__TASK TO COMPLETE__. Reproduce all of the data that follows, character for character.

__DATA__.

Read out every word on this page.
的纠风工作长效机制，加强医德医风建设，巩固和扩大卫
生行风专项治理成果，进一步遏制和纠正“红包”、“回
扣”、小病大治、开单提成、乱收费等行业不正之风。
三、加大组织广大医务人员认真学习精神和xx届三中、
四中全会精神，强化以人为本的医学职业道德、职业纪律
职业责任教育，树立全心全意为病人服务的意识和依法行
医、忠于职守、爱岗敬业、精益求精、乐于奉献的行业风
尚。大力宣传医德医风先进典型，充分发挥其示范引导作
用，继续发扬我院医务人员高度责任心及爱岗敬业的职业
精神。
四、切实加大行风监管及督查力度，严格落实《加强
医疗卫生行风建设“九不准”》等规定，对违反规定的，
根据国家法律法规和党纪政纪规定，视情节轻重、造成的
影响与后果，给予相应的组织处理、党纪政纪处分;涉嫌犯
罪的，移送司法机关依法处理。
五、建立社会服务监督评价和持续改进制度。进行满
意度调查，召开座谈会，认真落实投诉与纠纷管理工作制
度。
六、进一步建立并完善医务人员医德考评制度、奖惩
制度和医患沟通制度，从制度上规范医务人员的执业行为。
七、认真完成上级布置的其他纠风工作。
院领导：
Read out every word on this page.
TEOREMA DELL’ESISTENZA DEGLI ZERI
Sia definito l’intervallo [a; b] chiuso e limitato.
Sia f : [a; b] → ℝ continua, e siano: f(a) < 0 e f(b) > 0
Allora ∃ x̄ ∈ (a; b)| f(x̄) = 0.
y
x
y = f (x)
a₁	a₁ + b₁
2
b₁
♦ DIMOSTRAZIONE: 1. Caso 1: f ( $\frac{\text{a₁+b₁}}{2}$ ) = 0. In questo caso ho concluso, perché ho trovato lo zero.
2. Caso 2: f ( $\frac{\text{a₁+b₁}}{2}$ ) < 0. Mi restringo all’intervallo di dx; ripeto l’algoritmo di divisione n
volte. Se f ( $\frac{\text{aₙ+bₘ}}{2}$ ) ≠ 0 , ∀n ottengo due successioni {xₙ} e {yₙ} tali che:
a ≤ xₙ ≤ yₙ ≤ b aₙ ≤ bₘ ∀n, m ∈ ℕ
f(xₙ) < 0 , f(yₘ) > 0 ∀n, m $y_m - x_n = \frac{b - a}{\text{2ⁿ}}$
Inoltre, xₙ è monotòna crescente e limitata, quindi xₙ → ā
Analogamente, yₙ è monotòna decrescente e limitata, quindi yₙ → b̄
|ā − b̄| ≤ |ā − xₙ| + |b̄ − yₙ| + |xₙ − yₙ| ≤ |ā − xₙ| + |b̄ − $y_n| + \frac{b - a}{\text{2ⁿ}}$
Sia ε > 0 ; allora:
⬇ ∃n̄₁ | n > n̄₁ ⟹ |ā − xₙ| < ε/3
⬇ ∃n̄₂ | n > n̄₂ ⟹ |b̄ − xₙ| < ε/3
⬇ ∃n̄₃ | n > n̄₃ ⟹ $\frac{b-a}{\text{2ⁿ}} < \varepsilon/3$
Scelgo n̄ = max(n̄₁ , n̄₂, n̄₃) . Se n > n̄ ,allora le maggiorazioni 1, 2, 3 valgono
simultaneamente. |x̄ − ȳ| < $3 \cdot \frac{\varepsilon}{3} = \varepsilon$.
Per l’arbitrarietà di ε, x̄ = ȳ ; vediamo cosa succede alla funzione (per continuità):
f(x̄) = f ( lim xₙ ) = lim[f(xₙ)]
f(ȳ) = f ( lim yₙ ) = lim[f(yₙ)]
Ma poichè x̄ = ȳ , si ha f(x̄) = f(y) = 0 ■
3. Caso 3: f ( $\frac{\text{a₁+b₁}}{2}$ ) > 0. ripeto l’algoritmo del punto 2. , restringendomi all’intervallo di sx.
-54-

__COMPLETED EXERCISE__.
Read out every word on this page.
的纠风工作长效机制，加强医德医风建设，巩固和扩大卫
生行风专项治理成果，进一步遏制和纠正“红包”、“回
扣”、小病大治、开单提成、乱收费等行业不正之风。
三、加大组织广大医务人员认真学习精神和xx届三中、
四中全会精神，强化以人为本的医学职业道德、职业纪律
职业责任教育，树立全心全意为病人服务的意识和依法行
医、忠于职守、爱岗敬业、精益求精、乐于奉献的行业风
尚。大力宣传医德医风先进典型，充分发挥其示范引导作
用，继续发扬我院医务人员高度责任心及爱岗敬业的职业
精神。
四、切实加大行风监管及督查力度，严格落实《加强
医疗卫生行风建设“九不准”》等规定，对违反规定的，
根据国家法律法规和党纪政纪规定，视情节轻重、造成的
影响与后果，给予相应的组织处理、党纪政纪处分;涉嫌犯
罪的，移送司法机关依法处理。
五、建立社会服务监督评价和持续改进制度。进行满
意度调查，召开座谈会，认真落实投诉与纠纷管理工作制
度。
六、进一步建立并完善医务人员医德考评制度、奖惩
制度和医患沟通制度，从制度上规范医务人员的执业行为。
七、认真完成上级布置的其他纠风工作。
院领导：
Read out every word on this page.
TEOREMA DELL’ESISTENZA DEGLI ZERI
Sia definito l’intervallo [a; b] chiuso e limitato.
Sia f : [a; b] → ℝ continua, e siano: f(a) < 0 e f(b) > 0
Allora ∃ x̄ ∈ (a; b)| f(x̄) = 0.
y
x
y = f (x)
a₁	a₁ + b₁
2
b₁
♦ DIMOSTRAZIONE: 1. Caso 1: f ( $\frac{\text{a₁+b₁}}{2}$ ) = 0. In questo caso ho concluso, perché ho trovato lo zero.
2. Caso 2: f ( $\frac{\text{a₁+b₁}}{2}$ ) < 0. Mi restringo all’intervallo di dx; ripeto l’algoritmo di divisione n
volte. Se f ( $\frac{\text{aₙ+bₘ}}{2}$ ) ≠ 0 , ∀n ottengo due successioni {xₙ} e {yₙ} tali che:
a ≤ xₙ ≤ yₙ ≤ b aₙ ≤ bₘ ∀n, m ∈ ℕ
f(xₙ) < 0 , f(yₘ) > 0 ∀n, m $y_m - x_n = \frac{b - a}{\text{2ⁿ}}$
Inoltre, xₙ è monotòna crescente e limitata, quindi xₙ → ā
Analogamente, yₙ è monotòna decrescente e limitata, quindi yₙ → b̄
|ā − b̄| ≤ |ā − xₙ| + |b̄ − yₙ| + |xₙ − yₙ| ≤ |ā − xₙ| + |b̄ − $y_n| + \frac{b - a}{\text{2ⁿ}}$
Sia ε > 0 ; allora:
⬇ ∃n̄₁ | n > n̄₁ ⟹ |ā − xₙ| < ε/3
⬇ ∃n̄₂ | n > n̄₂ ⟹ |b̄ − xₙ| < ε/3
⬇ ∃n̄₃ | n > n̄₃ ⟹ $\frac{b-a}{\text{2ⁿ}} < \varepsilon/3$
Scelgo n̄ = max(n̄₁ , n̄₂, n̄₃) . Se n > n̄ ,allora le maggiorazioni 1, 2, 3 valgono
simultaneamente. |x̄ − ȳ| < $3 \cdot \frac{\varepsilon}{3} = \varepsilon$.
Per l’arbitrarietà di ε, x̄ = ȳ ; vediamo cosa succede alla funzione (per continuità):
f(x̄) = f ( lim xₙ ) = lim[f(xₙ)]
f(ȳ) = f ( lim yₙ ) = lim[f(yₙ)]
Ma poichè x̄ = ȳ , si ha f(x̄) = f(y) = 0 ■
3. Caso 3: f ( $\frac{\text{a₁+b₁}}{2}$ ) > 0. ripeto l’algoritmo del punto 2. , restringendomi all’intervallo di sx.
-54-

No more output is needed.